╭─ RECORDED DATA
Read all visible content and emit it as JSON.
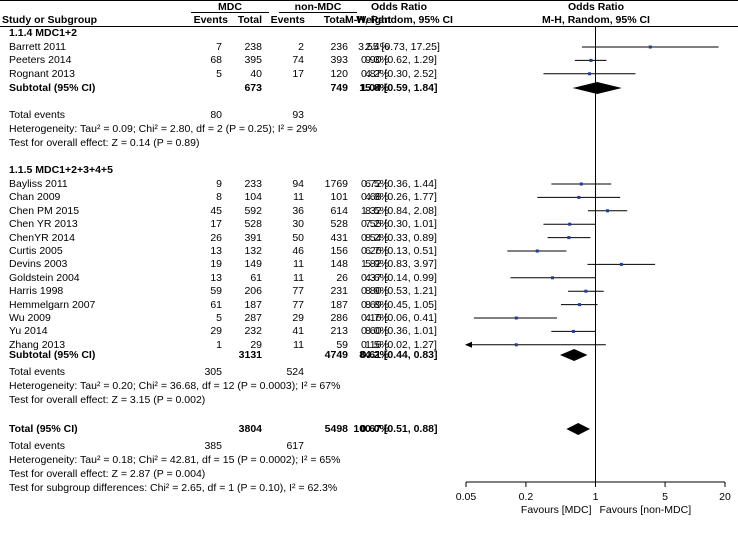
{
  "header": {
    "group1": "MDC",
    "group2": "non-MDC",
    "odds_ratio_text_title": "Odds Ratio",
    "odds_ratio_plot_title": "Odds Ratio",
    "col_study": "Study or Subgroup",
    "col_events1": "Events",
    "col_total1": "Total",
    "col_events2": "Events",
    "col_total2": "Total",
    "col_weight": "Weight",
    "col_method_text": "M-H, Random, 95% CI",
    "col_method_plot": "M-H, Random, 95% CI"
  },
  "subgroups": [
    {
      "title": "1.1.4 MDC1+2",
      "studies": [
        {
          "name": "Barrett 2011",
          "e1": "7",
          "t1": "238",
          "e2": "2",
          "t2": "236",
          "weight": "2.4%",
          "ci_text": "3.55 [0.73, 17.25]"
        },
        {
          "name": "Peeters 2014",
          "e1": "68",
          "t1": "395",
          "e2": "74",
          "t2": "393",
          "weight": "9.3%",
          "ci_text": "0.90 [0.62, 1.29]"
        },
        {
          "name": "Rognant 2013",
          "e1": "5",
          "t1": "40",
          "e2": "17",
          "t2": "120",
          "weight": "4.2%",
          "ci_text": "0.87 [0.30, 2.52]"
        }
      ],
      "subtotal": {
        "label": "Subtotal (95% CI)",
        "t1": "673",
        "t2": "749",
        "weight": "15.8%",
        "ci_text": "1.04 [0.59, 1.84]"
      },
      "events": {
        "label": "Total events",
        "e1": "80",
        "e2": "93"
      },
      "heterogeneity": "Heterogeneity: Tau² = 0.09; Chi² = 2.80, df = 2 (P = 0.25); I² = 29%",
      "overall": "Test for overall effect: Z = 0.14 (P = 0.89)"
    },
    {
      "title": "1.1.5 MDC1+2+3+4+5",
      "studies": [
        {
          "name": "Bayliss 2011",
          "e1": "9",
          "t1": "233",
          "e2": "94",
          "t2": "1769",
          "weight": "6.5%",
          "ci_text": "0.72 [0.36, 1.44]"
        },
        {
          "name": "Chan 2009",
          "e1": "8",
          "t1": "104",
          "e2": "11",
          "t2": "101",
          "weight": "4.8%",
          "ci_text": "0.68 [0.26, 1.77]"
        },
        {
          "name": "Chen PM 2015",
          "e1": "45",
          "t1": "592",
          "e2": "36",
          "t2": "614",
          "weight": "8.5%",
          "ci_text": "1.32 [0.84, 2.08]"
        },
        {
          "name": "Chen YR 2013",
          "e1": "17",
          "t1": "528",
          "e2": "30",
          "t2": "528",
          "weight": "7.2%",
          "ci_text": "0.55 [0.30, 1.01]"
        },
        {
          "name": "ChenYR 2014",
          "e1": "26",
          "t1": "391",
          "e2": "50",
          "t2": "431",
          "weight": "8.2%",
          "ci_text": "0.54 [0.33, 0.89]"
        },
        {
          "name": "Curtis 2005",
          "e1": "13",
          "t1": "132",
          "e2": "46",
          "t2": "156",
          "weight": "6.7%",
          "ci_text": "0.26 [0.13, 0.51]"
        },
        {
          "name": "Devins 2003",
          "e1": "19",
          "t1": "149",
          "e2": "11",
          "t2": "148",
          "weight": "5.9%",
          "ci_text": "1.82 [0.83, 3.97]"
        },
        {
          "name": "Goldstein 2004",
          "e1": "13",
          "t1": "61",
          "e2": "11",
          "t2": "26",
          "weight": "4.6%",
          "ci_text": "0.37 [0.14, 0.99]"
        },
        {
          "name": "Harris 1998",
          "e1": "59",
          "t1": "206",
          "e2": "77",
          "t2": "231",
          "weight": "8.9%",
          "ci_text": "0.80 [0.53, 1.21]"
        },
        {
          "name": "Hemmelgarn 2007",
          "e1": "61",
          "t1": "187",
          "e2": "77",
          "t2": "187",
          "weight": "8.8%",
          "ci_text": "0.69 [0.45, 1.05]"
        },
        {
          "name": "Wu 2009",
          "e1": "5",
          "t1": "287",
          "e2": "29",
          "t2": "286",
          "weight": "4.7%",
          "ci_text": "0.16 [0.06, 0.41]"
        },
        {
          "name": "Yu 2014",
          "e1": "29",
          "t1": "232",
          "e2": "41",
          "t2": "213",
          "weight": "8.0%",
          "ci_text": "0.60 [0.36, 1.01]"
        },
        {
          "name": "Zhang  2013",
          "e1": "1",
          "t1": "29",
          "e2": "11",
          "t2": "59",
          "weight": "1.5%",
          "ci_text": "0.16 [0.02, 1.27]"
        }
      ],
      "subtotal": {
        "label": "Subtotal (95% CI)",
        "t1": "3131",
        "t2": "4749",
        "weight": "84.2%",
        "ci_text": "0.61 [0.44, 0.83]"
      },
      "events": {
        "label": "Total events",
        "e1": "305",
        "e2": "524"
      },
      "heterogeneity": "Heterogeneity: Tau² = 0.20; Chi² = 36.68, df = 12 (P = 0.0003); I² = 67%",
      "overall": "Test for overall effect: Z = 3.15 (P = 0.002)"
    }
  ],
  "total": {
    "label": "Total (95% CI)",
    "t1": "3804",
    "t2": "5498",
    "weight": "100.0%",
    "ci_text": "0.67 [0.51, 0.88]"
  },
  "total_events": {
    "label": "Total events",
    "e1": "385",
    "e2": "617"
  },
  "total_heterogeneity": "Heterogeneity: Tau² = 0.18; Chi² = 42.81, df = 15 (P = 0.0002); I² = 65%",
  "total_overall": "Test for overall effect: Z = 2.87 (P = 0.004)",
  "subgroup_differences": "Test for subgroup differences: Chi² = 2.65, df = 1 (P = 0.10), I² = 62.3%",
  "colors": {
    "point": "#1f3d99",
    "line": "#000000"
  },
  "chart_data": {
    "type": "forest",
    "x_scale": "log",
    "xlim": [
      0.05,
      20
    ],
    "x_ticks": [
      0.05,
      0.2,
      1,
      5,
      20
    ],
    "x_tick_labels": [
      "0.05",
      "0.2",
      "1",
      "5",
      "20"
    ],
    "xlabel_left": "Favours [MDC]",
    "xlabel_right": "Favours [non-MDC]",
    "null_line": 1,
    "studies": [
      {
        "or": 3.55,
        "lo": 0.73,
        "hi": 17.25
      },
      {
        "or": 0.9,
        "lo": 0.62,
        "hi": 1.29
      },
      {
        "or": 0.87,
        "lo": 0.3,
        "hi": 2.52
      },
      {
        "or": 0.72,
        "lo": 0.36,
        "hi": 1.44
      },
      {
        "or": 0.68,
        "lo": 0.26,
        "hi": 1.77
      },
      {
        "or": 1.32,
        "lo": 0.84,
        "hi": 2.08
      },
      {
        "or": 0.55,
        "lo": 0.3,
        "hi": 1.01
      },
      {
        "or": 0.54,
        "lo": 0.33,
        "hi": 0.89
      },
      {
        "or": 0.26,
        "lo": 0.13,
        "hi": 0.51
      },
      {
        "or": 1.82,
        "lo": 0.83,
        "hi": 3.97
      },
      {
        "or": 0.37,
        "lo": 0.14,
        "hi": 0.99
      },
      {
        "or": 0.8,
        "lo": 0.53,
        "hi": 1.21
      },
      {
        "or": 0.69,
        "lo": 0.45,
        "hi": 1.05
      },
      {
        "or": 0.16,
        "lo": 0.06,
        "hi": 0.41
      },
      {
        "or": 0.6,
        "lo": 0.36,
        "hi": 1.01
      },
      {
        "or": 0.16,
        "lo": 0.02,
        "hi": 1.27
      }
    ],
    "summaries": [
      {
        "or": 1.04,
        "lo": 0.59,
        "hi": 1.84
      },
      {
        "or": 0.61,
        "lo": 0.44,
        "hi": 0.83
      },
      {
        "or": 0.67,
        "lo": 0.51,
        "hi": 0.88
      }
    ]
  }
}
╰─
╭─ RECORDED DATA
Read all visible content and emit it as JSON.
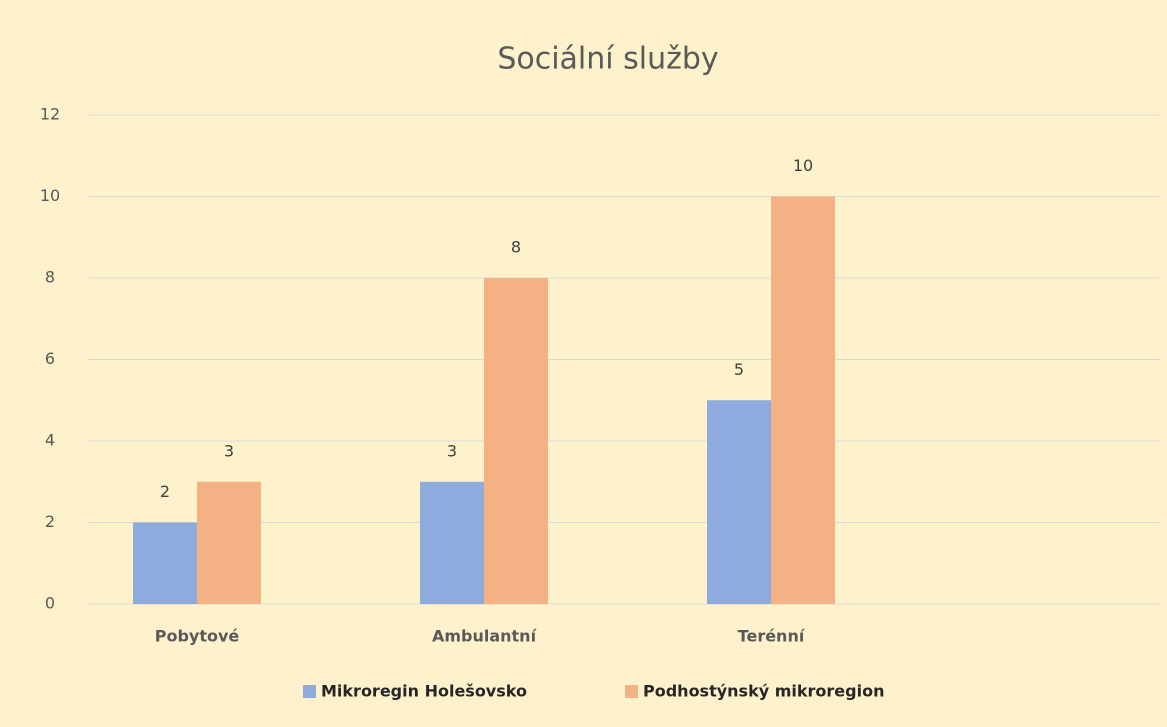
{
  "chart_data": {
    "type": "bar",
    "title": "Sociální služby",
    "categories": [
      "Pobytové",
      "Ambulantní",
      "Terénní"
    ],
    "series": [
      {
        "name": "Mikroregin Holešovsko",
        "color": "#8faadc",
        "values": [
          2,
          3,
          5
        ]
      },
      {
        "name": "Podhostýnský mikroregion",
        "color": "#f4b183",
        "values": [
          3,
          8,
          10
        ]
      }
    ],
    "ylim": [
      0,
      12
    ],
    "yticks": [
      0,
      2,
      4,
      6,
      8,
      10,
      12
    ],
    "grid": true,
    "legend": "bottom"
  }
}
╰─
Copy every line in the entries above that has the string "overall" in it.

RESPONSE =
      "overall": "Test for overall effect: Z = 0.14 (P = 0.89)"
      "overall": "Test for overall effect: Z = 3.15 (P = 0.002)"
  "total_overall": "Test for overall effect: Z = 2.87 (P = 0.004)",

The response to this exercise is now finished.